Tarefas obrigatórias -
• A. Transcreva literalmente o trecho do texto sobre o enfrentamento ao coronavírus em Santa Catarina, começando nas palavras "O enfrentamento ao coronavírus" e terminando após "e no Oeste.".
• B. Redija a continuação do texto sobre o enfrentamento ao coronavírus em Santa Catarina, a partir da última frase apresentada.

Texto extraído -
O enfrentamento ao coronavírus em Santa Catarina

Analisando o enfrentamento ao vírus em Santa Catarina, Mielle questiona a falta de consenso nas medidas. As soluções adotadas no litoral eram diferentes das medidas de Blumenau, assim como na Capital e no Oeste.

“Desde o início, acho que houve um erro estratégico, que custou e está custando essa nossa demora em conseguir ver uma luz no fim do túnel. O erro começa lá atrás. A gente sabe que o Brasil já tinha informações. Acho que o governo federal é responsável, sim, mas isso se estende a todos os gestores”, defende.

Na visão do médico, os gestores sabiam o que deveria ser feito: faltou concentrar a energia em volume de testes, entender o real tamanho da pandemia e estabelecer um plano de ação.

“Houve muito erro no início em não testar pessoas que deveriam ser testadas e liberar pessoas com sintomas que provavelmente eram de covid-19, como se fosse um estágio gripal. Só se testava pessoas com os sintomas mais importantes, então, houve uma grande falha”, afirma.

Extratos de dados -
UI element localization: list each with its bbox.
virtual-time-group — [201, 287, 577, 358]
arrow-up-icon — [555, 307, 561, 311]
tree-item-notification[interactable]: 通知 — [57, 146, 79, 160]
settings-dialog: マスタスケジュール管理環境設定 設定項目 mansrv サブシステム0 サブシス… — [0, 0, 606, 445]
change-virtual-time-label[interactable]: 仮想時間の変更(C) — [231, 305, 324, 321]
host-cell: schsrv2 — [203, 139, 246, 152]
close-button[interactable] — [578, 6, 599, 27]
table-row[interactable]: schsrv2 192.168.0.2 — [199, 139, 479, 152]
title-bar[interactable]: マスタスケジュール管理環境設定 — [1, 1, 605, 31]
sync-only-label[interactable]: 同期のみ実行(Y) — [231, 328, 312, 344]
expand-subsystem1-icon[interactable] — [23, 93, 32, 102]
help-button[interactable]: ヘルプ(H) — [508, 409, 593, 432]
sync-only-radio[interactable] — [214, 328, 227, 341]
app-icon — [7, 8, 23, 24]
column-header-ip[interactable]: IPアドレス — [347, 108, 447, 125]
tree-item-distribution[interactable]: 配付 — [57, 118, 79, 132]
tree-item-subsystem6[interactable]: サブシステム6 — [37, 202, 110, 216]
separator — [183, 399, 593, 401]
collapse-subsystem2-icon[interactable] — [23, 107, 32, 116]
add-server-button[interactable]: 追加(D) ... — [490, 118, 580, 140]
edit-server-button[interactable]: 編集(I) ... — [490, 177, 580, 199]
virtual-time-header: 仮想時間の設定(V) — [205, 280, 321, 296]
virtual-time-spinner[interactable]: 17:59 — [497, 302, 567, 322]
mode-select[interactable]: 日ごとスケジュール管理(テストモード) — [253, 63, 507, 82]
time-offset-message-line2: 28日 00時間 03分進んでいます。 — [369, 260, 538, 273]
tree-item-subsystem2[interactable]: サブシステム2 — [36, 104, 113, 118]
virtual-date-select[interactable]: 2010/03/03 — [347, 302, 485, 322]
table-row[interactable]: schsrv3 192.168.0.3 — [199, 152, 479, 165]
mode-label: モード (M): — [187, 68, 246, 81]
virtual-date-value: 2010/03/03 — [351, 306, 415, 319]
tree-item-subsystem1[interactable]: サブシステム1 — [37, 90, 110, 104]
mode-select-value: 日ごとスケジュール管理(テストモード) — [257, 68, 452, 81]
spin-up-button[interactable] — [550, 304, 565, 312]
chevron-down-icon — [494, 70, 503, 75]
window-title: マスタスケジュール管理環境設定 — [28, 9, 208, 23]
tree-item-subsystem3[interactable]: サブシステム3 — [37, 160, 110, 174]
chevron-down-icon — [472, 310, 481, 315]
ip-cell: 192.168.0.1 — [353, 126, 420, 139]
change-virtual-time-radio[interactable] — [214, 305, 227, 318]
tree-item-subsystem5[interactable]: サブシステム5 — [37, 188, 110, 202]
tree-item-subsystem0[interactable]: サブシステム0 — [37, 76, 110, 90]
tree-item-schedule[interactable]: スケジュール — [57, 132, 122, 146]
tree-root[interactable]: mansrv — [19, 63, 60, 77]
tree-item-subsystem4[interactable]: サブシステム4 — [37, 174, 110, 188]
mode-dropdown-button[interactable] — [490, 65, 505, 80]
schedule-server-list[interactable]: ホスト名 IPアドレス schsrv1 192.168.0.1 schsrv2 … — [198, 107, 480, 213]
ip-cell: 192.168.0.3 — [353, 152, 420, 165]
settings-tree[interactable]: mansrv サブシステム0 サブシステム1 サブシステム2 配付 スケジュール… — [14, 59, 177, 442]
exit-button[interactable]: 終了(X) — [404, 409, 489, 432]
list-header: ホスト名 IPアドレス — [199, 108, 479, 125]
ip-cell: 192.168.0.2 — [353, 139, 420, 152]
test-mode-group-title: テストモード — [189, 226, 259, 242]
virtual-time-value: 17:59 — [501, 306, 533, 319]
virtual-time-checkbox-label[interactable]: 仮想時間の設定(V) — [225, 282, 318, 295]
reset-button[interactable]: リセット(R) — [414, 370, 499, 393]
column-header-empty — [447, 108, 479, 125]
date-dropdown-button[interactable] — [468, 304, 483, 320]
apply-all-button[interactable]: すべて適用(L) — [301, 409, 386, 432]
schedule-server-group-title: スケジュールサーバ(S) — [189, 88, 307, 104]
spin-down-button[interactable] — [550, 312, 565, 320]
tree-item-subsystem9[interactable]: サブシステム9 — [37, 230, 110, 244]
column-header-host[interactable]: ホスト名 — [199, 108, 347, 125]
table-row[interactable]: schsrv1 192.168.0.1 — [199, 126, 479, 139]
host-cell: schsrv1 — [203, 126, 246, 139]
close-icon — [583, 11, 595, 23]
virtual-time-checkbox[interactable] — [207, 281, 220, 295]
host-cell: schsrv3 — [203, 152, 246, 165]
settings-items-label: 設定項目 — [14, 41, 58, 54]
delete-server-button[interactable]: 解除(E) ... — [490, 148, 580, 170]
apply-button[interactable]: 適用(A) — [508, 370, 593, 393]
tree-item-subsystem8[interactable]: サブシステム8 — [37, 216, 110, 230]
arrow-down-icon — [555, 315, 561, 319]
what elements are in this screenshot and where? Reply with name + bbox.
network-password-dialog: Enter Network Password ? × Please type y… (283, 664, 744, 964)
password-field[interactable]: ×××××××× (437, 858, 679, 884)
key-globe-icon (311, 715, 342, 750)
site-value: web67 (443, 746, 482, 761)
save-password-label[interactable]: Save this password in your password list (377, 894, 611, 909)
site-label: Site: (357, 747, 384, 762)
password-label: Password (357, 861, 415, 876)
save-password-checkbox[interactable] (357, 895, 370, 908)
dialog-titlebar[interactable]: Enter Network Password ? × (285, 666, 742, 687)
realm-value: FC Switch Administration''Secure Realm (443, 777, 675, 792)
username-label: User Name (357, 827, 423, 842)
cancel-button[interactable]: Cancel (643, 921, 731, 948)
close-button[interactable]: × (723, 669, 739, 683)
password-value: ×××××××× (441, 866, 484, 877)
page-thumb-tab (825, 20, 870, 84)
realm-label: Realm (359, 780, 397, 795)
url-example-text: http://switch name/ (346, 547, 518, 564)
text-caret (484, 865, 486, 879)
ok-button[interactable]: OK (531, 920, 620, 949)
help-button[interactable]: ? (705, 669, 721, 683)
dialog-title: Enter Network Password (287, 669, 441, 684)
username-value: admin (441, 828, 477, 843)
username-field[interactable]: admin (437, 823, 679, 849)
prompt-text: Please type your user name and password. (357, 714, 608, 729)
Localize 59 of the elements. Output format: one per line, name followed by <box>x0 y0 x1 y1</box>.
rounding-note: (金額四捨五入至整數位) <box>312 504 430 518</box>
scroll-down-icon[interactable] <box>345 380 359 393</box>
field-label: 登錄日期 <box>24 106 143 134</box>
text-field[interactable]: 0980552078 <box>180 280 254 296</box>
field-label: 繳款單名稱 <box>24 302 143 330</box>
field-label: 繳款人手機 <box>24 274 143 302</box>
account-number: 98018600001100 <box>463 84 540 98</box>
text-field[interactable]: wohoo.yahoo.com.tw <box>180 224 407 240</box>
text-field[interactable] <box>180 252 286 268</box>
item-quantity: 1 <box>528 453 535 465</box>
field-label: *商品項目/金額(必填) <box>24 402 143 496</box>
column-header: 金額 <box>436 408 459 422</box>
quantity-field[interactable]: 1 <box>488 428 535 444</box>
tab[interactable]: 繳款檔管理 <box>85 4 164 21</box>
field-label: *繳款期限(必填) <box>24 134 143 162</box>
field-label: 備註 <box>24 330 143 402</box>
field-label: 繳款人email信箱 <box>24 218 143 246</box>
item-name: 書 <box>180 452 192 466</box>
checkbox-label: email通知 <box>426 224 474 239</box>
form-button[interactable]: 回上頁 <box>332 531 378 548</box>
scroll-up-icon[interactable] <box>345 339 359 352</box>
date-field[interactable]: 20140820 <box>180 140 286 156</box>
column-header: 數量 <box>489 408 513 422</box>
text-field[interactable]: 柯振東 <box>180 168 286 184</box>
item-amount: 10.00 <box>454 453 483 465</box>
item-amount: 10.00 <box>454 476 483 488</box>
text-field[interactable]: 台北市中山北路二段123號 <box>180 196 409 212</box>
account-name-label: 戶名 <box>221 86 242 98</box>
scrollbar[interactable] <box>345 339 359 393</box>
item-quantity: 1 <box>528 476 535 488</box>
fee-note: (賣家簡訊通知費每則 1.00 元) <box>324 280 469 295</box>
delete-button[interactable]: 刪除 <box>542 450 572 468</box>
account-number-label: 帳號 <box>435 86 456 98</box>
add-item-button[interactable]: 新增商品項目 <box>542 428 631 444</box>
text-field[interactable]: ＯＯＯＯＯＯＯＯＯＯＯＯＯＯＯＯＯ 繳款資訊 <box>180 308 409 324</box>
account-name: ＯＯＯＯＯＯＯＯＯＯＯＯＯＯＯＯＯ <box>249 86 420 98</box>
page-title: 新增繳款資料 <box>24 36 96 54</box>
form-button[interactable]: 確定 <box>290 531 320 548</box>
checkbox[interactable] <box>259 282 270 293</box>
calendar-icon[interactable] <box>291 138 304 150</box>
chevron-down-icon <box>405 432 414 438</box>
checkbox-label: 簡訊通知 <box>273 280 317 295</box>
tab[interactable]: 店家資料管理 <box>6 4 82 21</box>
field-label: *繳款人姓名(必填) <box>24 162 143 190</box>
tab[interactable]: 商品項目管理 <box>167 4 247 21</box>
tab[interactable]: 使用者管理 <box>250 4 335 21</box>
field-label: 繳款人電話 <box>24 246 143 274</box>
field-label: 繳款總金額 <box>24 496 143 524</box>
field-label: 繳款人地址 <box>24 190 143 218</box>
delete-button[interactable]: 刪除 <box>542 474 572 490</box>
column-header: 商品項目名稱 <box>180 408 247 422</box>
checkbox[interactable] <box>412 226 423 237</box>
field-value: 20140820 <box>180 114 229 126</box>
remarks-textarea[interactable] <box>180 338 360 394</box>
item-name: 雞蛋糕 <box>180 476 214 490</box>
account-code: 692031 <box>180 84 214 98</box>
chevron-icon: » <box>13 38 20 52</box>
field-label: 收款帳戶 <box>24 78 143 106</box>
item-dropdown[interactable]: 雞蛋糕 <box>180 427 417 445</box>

Respostas -
• A.
O enfrentamento ao coronavírus em Santa Catarina

Analisando o enfrentamento ao vírus em Santa Catarina, Mielle questiona a falta de consenso nas medidas. As soluções adotadas no litoral eram diferentes das medidas de Blumenau, assim como na Capital e no Oeste.

• B.
Decisões conjuntas

O médico defende a adoção de medidas conjuntas, nas regiões, para melhorar o enfrentamento ao coronavírus. Ele faz referência às características da região do Vale do Itajaí, onde a ligação entre Blumenau, Balnerário Camboriú e Itajaí é muito grande.

“Se você tem uma medida restritiva em Blumenau e deixa o comércio aberto em Balneário ou Itajaí, as pessoas vão pra lá. Olhar só para um município, não dá mais. A mesma coisa Florianópolis. Tem que ver Garopaba, Gov. Celso Ramos, São José, porque as pessoas se deslocam e o vírus vai junto”.

Mielle se diz defensor da ciência e, nesse caso, em detrimento a economia. “Se tivéssemos feito a lição de casa, o impacto econômico teria sido menor e passaríamos por um período de privação, objetivo. Mas, em um país acéfalo, cada um está tomando as suas medidas e as pessoas estão fatigadas desse processo.”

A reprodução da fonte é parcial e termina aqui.